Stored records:
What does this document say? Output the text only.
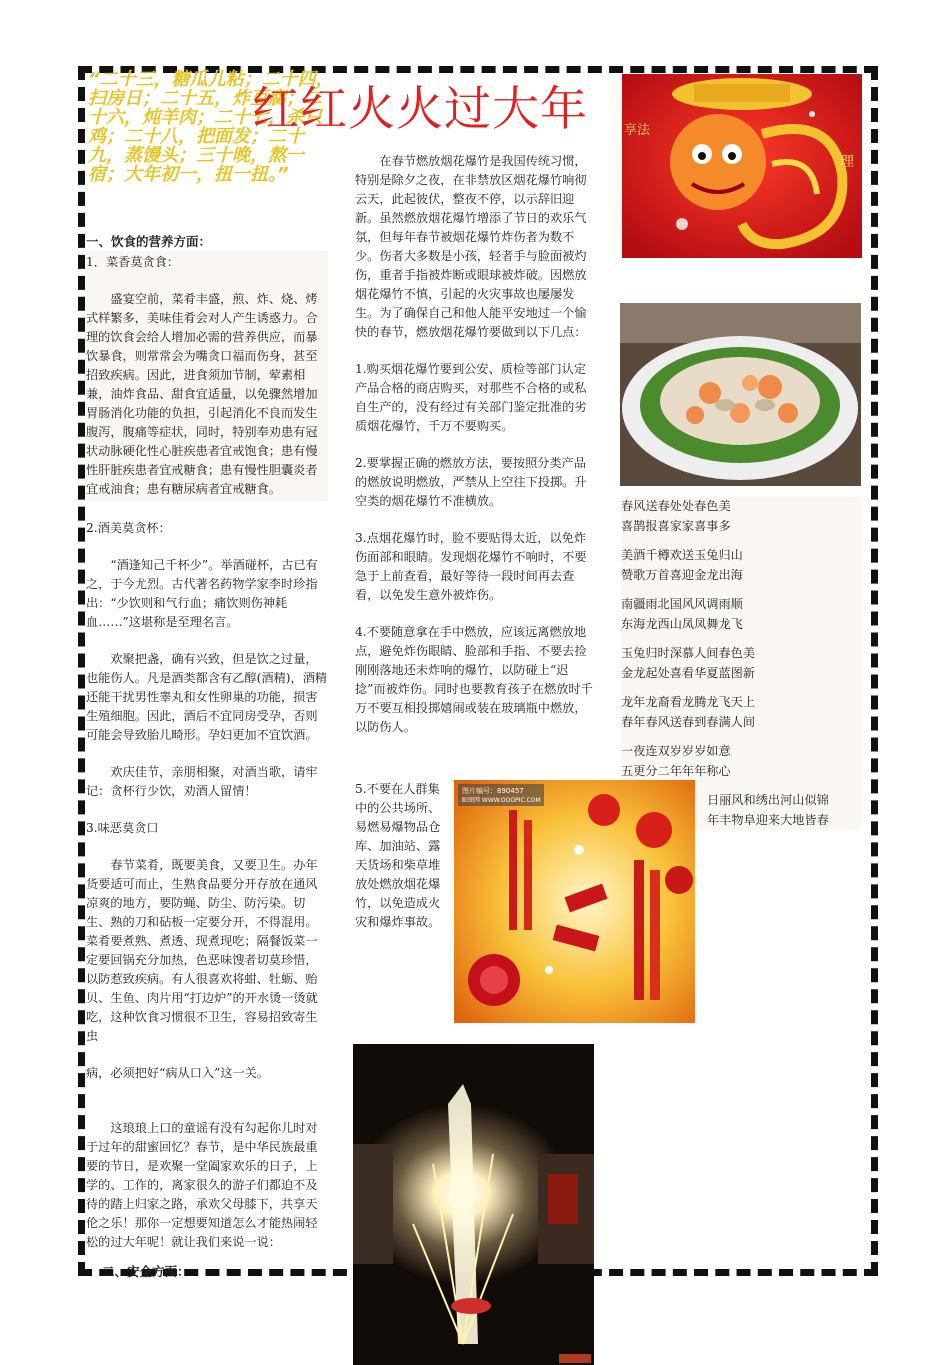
“二十三，糖瓜儿粘；二十四，扫房日；二十五，炸豆腐；二十六，炖羊肉；二十七，杀只鸡；二十八，把面发；二十九，蒸馒头；三十晚，熬一宿；大年初一，扭一扭。”
红红火火过大年

一、饮食的营养方面：

1．菜香莫贪食：

盛宴空前，菜肴丰盛，煎、炸、烧、烤式样繁多，美味佳肴会对人产生诱惑力。合理的饮食会给人增加必需的营养供应，而暴饮暴食，则常常会为嘴贪口福而伤身，甚至招致疾病。因此，进食须加节制，荤素相兼，油炸食品、甜食宜适量，以免骤然增加胃肠消化功能的负担，引起消化不良而发生腹泻，腹痛等症状，同时，特别奉劝患有冠状动脉硬化性心脏疾患者宜戒饱食；患有慢性肝脏疾患者宜戒糖食；患有慢性胆囊炎者宜戒油食；患有糖尿病者宜戒糖食。

2.酒美莫贪杯：

“酒逢知己千杯少”。举酒碰杯，古已有之，于今尤烈。古代著名药物学家李时珍指出：“少饮则和气行血；痛饮则伤神耗血……”这堪称是至理名言。

欢聚把盏，确有兴致，但是饮之过量，也能伤人。凡是酒类都含有乙醇(酒精)，酒精还能干扰男性睾丸和女性卵巢的功能，损害生殖细胞。因此，酒后不宜同房受孕，否则可能会导致胎儿畸形。孕妇更加不宜饮酒。

欢庆佳节，亲朋相聚，对酒当歌，请牢记：贪杯行少饮，劝酒人留情！

3.味恶莫贪口

春节菜肴，既要美食，又要卫生。办年货要适可而止，生熟食品要分开存放在通风凉爽的地方，要防蝇、防尘、防污染。切生、熟的刀和砧板一定要分开，不得混用。菜肴要煮熟、煮透、现煮现吃；隔餐饭菜一定要回锅充分加热，色恶味馊者切莫珍惜，以防惹致疾病。有人很喜欢将蚶、牡蛎、贻贝、生鱼、肉片用“打边炉”的开水烫一烫就吃，这种饮食习惯很不卫生，容易招致寄生虫

病，必须把好“病从口入”这一关。

这琅琅上口的童谣有没有勾起你儿时对于过年的甜蜜回忆？春节，是中华民族最重要的节日，是欢聚一堂阖家欢乐的日子，上学的、工作的，离家很久的游子们都迫不及待的踏上归家之路，承欢父母膝下，共享天伦之乐！那你一定想要知道怎么才能热闹轻松的过大年呢！就让我们来说一说：

二、安全方面：

在春节燃放烟花爆竹是我国传统习惯，特别是除夕之夜，在非禁放区烟花爆竹响彻云天，此起彼伏，整夜不停，以示辞旧迎新。虽然燃放烟花爆竹增添了节日的欢乐气氛，但每年春节被烟花爆竹炸伤者为数不少。伤者大多数是小孩，轻者手与脸面被灼伤，重者手指被炸断或眼球被炸破。因燃放烟花爆竹不慎，引起的火灾事故也屡屡发生。为了确保自己和他人能平安地过一个愉快的春节，燃放烟花爆竹要做到以下几点：

1.购买烟花爆竹要到公安、质检等部门认定产品合格的商店购买，对那些不合格的或私自生产的，没有经过有关部门鉴定批准的劣质烟花爆竹，千万不要购买。

2.要掌握正确的燃放方法，要按照分类产品的燃放说明燃放，严禁从上空往下投掷。升空类的烟花爆竹不准横放。

3.点烟花爆竹时，脸不要贴得太近，以免炸伤面部和眼睛。发现烟花爆竹不响时，不要急于上前查看，最好等待一段时间再去查看，以免发生意外被炸伤。

4.不要随意拿在手中燃放，应该远离燃放地点，避免炸伤眼睛、脸部和手指、不要去捡刚刚落地还未炸响的爆竹，以防碰上“迟捻”而被炸伤。同时也要教育孩子在燃放时千万不要互相投掷嬉闹或装在玻璃瓶中燃放，以防伤人。

5.不要在人群集中的公共场所、易燃易爆物品仓库、加油站、露天货场和柴草堆放处燃放烟花爆竹，以免造成火灾和爆炸事故。

春风送春处处春色美
喜鹊报喜家家喜事多

美酒千樽欢送玉兔归山
赞歌万首喜迎金龙出海

南疆雨北国风风调雨顺
东海龙西山凤凤舞龙飞

玉兔归时深慕人间春色美
金龙起处喜看华夏蓝图新

龙年龙裔看龙腾龙飞天上
春年春风送春到春满人间

一夜连双岁岁岁如意
五更分二年年年称心

日丽风和绣出河山似锦
年丰物阜迎来大地皆春

享法
理
图片编号：890457
昵图网 WWW.OOOPIC.COM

GOAL: Transcribe the preceding listing in its entirety and with exact wording, leaving out pictures.

COMPLETED TASK:
What does this document say? Output the text only.
“二十三，糖瓜儿粘；二十四，扫房日；二十五，炸豆腐；二十六，炖羊肉；二十七，杀只鸡；二十八，把面发；二十九，蒸馒头；三十晚，熬一宿；大年初一，扭一扭。”
红红火火过大年

一、饮食的营养方面：

1．菜香莫贪食：

盛宴空前，菜肴丰盛，煎、炸、烧、烤式样繁多，美味佳肴会对人产生诱惑力。合理的饮食会给人增加必需的营养供应，而暴饮暴食，则常常会为嘴贪口福而伤身，甚至招致疾病。因此，进食须加节制，荤素相兼，油炸食品、甜食宜适量，以免骤然增加胃肠消化功能的负担，引起消化不良而发生腹泻，腹痛等症状，同时，特别奉劝患有冠状动脉硬化性心脏疾患者宜戒饱食；患有慢性肝脏疾患者宜戒糖食；患有慢性胆囊炎者宜戒油食；患有糖尿病者宜戒糖食。

2.酒美莫贪杯：

“酒逢知己千杯少”。举酒碰杯，古已有之，于今尤烈。古代著名药物学家李时珍指出：“少饮则和气行血；痛饮则伤神耗血……”这堪称是至理名言。

欢聚把盏，确有兴致，但是饮之过量，也能伤人。凡是酒类都含有乙醇(酒精)，酒精还能干扰男性睾丸和女性卵巢的功能，损害生殖细胞。因此，酒后不宜同房受孕，否则可能会导致胎儿畸形。孕妇更加不宜饮酒。

欢庆佳节，亲朋相聚，对酒当歌，请牢记：贪杯行少饮，劝酒人留情！

3.味恶莫贪口

春节菜肴，既要美食，又要卫生。办年货要适可而止，生熟食品要分开存放在通风凉爽的地方，要防蝇、防尘、防污染。切生、熟的刀和砧板一定要分开，不得混用。菜肴要煮熟、煮透、现煮现吃；隔餐饭菜一定要回锅充分加热，色恶味馊者切莫珍惜，以防惹致疾病。有人很喜欢将蚶、牡蛎、贻贝、生鱼、肉片用“打边炉”的开水烫一烫就吃，这种饮食习惯很不卫生，容易招致寄生虫

病，必须把好“病从口入”这一关。

这琅琅上口的童谣有没有勾起你儿时对于过年的甜蜜回忆？春节，是中华民族最重要的节日，是欢聚一堂阖家欢乐的日子，上学的、工作的，离家很久的游子们都迫不及待的踏上归家之路，承欢父母膝下，共享天伦之乐！那你一定想要知道怎么才能热闹轻松的过大年呢！就让我们来说一说：

二、安全方面：

在春节燃放烟花爆竹是我国传统习惯，特别是除夕之夜，在非禁放区烟花爆竹响彻云天，此起彼伏，整夜不停，以示辞旧迎新。虽然燃放烟花爆竹增添了节日的欢乐气氛，但每年春节被烟花爆竹炸伤者为数不少。伤者大多数是小孩，轻者手与脸面被灼伤，重者手指被炸断或眼球被炸破。因燃放烟花爆竹不慎，引起的火灾事故也屡屡发生。为了确保自己和他人能平安地过一个愉快的春节，燃放烟花爆竹要做到以下几点：

1.购买烟花爆竹要到公安、质检等部门认定产品合格的商店购买，对那些不合格的或私自生产的，没有经过有关部门鉴定批准的劣质烟花爆竹，千万不要购买。

2.要掌握正确的燃放方法，要按照分类产品的燃放说明燃放，严禁从上空往下投掷。升空类的烟花爆竹不准横放。

3.点烟花爆竹时，脸不要贴得太近，以免炸伤面部和眼睛。发现烟花爆竹不响时，不要急于上前查看，最好等待一段时间再去查看，以免发生意外被炸伤。

4.不要随意拿在手中燃放，应该远离燃放地点，避免炸伤眼睛、脸部和手指、不要去捡刚刚落地还未炸响的爆竹，以防碰上“迟捻”而被炸伤。同时也要教育孩子在燃放时千万不要互相投掷嬉闹或装在玻璃瓶中燃放，以防伤人。

5.不要在人群集中的公共场所、易燃易爆物品仓库、加油站、露天货场和柴草堆放处燃放烟花爆竹，以免造成火灾和爆炸事故。

春风送春处处春色美
喜鹊报喜家家喜事多

美酒千樽欢送玉兔归山
赞歌万首喜迎金龙出海

南疆雨北国风风调雨顺
东海龙西山凤凤舞龙飞

玉兔归时深慕人间春色美
金龙起处喜看华夏蓝图新

龙年龙裔看龙腾龙飞天上
春年春风送春到春满人间

一夜连双岁岁岁如意
五更分二年年年称心

日丽风和绣出河山似锦
年丰物阜迎来大地皆春

享法
理
图片编号：890457
昵图网 WWW.OOOPIC.COM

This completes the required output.